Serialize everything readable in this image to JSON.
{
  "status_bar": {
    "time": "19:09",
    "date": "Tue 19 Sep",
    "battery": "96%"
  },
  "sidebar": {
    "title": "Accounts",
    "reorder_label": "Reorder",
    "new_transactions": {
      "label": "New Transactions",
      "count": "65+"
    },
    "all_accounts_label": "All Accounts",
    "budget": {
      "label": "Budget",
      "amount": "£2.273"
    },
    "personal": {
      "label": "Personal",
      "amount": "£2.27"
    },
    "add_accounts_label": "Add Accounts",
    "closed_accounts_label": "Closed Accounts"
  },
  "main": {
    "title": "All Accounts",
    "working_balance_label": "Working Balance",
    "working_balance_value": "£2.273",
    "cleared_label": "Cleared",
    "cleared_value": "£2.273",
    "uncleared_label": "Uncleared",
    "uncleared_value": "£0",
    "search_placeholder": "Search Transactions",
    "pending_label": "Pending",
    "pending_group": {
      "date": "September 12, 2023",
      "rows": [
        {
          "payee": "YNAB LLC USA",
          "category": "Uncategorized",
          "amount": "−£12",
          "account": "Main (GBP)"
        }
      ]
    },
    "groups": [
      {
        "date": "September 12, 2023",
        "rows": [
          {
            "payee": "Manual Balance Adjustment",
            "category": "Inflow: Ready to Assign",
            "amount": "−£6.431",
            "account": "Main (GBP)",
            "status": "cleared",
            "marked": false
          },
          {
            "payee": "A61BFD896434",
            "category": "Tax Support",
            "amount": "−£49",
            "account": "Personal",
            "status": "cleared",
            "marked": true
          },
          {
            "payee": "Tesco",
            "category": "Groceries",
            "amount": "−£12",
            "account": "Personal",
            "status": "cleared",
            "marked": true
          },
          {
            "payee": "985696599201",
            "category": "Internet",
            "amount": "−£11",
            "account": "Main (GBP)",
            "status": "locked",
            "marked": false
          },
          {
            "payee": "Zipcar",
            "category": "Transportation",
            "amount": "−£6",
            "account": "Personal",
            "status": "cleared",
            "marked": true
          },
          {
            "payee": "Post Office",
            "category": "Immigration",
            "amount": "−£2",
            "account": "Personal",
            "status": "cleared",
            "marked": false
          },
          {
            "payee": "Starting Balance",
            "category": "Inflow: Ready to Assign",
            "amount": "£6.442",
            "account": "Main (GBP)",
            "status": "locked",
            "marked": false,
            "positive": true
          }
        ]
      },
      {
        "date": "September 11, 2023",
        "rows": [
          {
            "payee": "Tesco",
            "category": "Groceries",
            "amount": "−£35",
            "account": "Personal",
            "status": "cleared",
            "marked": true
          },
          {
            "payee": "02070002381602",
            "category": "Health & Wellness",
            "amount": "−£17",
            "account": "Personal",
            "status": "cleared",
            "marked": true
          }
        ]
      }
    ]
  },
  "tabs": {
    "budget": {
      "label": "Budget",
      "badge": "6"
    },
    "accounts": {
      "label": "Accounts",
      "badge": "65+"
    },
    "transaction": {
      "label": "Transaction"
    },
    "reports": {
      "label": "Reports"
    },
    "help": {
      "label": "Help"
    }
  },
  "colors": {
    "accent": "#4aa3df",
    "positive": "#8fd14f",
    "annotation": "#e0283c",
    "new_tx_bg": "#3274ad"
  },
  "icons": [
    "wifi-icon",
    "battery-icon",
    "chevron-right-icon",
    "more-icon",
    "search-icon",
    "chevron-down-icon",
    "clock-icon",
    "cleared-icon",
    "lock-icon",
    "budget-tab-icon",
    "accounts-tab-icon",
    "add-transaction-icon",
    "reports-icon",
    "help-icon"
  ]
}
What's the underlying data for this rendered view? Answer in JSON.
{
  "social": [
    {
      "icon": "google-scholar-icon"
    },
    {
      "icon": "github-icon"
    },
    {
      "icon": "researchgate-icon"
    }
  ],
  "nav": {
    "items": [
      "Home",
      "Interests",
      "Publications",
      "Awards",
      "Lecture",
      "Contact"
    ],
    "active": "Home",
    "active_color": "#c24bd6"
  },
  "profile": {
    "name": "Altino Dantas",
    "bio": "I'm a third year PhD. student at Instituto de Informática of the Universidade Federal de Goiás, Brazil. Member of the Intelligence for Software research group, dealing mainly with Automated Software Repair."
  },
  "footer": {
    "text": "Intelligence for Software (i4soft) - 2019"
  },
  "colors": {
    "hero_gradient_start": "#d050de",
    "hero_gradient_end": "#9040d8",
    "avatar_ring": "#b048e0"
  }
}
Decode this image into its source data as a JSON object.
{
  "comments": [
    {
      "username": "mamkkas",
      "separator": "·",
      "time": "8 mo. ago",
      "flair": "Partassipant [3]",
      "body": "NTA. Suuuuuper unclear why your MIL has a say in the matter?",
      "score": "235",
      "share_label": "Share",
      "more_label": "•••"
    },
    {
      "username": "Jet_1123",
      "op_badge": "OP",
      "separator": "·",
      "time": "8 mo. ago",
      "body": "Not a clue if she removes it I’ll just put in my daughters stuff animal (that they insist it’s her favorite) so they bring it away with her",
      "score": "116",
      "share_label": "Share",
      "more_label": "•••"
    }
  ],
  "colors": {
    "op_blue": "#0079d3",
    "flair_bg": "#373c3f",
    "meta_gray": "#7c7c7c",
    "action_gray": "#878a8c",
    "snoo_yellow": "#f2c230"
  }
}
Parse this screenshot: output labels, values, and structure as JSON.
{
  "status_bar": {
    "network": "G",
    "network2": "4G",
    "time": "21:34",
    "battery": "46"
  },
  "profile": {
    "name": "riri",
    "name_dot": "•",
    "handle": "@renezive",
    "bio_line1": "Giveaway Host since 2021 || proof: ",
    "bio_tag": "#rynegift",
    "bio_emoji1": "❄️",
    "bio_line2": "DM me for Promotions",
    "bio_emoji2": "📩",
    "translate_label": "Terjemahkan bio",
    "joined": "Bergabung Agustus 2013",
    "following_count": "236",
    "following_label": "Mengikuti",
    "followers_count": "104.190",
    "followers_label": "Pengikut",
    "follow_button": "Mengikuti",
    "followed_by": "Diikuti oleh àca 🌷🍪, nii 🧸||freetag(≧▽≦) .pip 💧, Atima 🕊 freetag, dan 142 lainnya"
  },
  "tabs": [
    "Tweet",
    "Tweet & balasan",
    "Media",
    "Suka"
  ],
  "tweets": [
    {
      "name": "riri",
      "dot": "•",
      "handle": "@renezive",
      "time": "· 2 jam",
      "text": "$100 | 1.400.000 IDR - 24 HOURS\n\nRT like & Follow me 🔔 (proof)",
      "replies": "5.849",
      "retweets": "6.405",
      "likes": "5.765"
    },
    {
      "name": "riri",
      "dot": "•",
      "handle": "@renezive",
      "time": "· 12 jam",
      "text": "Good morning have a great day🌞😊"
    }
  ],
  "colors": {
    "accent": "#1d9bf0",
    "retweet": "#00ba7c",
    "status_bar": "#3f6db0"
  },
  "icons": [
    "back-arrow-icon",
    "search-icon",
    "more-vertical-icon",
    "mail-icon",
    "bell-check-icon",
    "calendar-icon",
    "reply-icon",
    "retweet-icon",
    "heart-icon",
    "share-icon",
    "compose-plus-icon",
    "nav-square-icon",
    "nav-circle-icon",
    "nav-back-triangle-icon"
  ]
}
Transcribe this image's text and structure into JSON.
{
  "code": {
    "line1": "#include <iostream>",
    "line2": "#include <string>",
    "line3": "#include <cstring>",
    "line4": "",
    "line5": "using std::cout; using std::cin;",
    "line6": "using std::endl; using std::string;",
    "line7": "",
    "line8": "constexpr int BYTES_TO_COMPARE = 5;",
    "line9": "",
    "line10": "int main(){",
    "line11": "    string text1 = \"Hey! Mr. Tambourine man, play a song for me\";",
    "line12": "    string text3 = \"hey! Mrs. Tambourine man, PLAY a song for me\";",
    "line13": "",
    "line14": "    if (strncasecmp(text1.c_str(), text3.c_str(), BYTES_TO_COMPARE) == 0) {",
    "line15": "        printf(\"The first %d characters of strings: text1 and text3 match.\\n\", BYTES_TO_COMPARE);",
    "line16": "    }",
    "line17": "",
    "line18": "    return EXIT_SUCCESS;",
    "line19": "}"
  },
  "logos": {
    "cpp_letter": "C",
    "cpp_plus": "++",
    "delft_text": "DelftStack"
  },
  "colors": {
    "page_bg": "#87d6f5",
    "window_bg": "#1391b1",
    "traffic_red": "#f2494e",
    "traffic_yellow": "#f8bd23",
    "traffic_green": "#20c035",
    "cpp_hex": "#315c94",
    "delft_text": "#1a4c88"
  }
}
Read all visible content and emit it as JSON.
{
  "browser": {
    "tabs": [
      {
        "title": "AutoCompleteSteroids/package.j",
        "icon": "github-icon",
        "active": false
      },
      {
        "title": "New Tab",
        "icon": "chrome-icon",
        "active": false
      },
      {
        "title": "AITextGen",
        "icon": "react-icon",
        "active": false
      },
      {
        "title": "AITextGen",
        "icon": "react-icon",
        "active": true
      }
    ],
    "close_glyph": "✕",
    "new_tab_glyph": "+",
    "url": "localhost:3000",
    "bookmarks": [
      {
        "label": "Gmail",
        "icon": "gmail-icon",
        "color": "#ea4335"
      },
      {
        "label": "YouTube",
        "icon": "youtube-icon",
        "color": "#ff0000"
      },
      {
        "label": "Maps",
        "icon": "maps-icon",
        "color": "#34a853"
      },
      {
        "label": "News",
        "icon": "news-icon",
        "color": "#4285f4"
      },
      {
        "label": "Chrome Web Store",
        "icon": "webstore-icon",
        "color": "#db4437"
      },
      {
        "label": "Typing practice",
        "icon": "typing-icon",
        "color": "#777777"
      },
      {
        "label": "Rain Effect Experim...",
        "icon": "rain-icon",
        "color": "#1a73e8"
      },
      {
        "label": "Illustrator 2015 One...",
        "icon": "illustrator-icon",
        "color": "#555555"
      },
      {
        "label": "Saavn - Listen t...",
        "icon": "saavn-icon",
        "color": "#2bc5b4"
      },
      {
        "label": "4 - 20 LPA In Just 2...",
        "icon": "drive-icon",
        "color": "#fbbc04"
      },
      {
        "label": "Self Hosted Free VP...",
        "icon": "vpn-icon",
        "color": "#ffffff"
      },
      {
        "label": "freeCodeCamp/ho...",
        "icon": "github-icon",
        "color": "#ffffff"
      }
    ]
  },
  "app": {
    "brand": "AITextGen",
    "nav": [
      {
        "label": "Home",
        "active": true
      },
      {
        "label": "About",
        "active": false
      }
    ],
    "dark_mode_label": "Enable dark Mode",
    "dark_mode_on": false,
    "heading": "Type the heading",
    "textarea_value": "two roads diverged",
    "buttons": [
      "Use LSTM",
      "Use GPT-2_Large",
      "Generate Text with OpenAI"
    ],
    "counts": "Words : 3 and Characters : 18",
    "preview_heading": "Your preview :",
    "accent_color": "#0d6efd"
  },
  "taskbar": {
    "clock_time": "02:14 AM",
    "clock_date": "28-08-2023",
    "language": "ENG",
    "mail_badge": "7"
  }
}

------------------------------------------------

Isolate the lines above that contain the word "image" and copy them.

▶ **RESPONSE TO THE TASK**:
Serialize everything readable in this image to JSON.
Decode this image into its source data as a JSON object.
Transcribe this image's text and structure into JSON.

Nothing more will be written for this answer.